List, from the lines below, each one with "федеральной" in it.

═══ DATA SUPPLIED

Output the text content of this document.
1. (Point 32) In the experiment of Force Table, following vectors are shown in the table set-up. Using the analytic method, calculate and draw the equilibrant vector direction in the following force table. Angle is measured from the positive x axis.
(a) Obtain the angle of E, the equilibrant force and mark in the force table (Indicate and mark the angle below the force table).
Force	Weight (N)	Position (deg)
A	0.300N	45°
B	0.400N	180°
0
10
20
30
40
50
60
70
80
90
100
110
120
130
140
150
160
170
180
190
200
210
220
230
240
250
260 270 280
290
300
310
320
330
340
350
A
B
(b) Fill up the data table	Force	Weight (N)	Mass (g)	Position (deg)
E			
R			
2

══════
═══ DATA SUPPLIED

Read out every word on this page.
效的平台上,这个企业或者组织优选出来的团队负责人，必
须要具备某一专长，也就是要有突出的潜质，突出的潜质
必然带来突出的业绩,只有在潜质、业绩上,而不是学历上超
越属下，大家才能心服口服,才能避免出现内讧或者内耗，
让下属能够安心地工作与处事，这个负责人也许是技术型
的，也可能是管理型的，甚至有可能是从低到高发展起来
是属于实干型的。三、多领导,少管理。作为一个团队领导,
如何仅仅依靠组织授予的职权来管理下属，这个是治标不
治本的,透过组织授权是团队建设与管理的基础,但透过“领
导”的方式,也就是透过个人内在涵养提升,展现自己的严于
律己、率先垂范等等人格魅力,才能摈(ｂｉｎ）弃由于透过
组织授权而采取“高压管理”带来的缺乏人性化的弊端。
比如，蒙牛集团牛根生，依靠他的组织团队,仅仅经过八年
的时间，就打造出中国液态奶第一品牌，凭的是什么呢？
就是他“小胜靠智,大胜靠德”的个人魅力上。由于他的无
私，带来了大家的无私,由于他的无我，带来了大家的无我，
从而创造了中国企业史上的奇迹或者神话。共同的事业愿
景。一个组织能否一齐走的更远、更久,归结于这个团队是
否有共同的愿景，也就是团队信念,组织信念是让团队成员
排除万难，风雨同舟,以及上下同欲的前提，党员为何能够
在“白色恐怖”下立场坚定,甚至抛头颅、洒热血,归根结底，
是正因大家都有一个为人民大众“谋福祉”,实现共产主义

══════
═══ DATA SUPPLIED

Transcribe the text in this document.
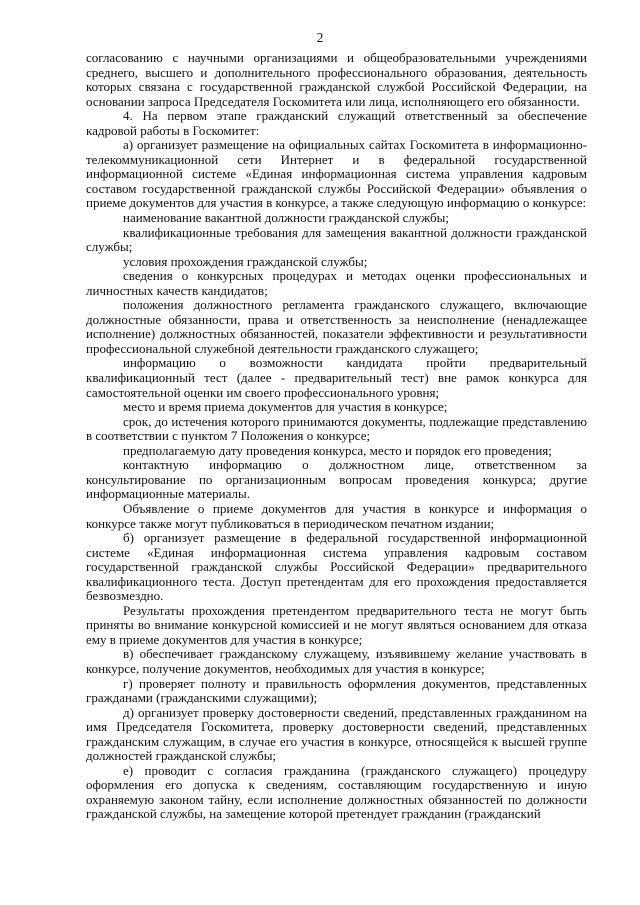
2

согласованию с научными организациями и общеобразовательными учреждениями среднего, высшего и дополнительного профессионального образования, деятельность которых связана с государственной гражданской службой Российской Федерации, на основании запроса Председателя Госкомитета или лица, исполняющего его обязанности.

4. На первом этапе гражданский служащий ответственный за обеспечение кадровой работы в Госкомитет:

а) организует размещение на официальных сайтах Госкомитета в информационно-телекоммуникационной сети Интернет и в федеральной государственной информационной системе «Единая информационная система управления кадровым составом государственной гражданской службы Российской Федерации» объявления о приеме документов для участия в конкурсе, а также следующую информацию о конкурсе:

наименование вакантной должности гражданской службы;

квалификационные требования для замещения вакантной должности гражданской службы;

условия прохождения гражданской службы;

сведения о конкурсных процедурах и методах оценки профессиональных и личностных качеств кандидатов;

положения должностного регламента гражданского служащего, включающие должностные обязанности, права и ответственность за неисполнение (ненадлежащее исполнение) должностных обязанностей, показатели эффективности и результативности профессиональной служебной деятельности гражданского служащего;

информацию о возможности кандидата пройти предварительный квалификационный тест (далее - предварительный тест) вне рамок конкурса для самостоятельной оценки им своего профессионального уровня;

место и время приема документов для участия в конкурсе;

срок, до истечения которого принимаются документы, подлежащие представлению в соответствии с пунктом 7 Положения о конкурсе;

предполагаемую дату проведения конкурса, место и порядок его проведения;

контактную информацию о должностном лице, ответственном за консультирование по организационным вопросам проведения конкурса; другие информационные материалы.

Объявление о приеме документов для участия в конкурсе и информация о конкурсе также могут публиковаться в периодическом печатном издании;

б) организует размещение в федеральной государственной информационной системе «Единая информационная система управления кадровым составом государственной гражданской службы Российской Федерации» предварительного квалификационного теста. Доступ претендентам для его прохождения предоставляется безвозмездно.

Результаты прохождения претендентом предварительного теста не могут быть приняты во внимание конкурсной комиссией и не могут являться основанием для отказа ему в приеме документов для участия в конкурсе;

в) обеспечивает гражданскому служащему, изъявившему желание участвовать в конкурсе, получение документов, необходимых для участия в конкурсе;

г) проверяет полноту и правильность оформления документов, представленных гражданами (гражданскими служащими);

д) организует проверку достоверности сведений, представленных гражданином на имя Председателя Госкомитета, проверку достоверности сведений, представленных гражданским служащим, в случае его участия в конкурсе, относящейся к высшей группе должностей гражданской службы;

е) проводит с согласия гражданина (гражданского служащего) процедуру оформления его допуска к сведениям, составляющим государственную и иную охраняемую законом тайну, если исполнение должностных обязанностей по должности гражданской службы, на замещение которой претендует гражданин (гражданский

══════

### SOLVED EXERCISE
а) организует размещение на официальных сайтах Госкомитета в информационно-телекоммуникационной сети Интернет и в федеральной государственной информационной системе «Единая информационная система управления кадровым составом государственной гражданской службы Российской Федерации» объявления о приеме документов для участия в конкурсе, а также следующую информацию о конкурсе:
б) организует размещение в федеральной государственной информационной системе «Единая информационная система управления кадровым составом государственной гражданской службы Российской Федерации» предварительного квалификационного теста. Доступ претендентам для его прохождения предоставляется безвозмездно.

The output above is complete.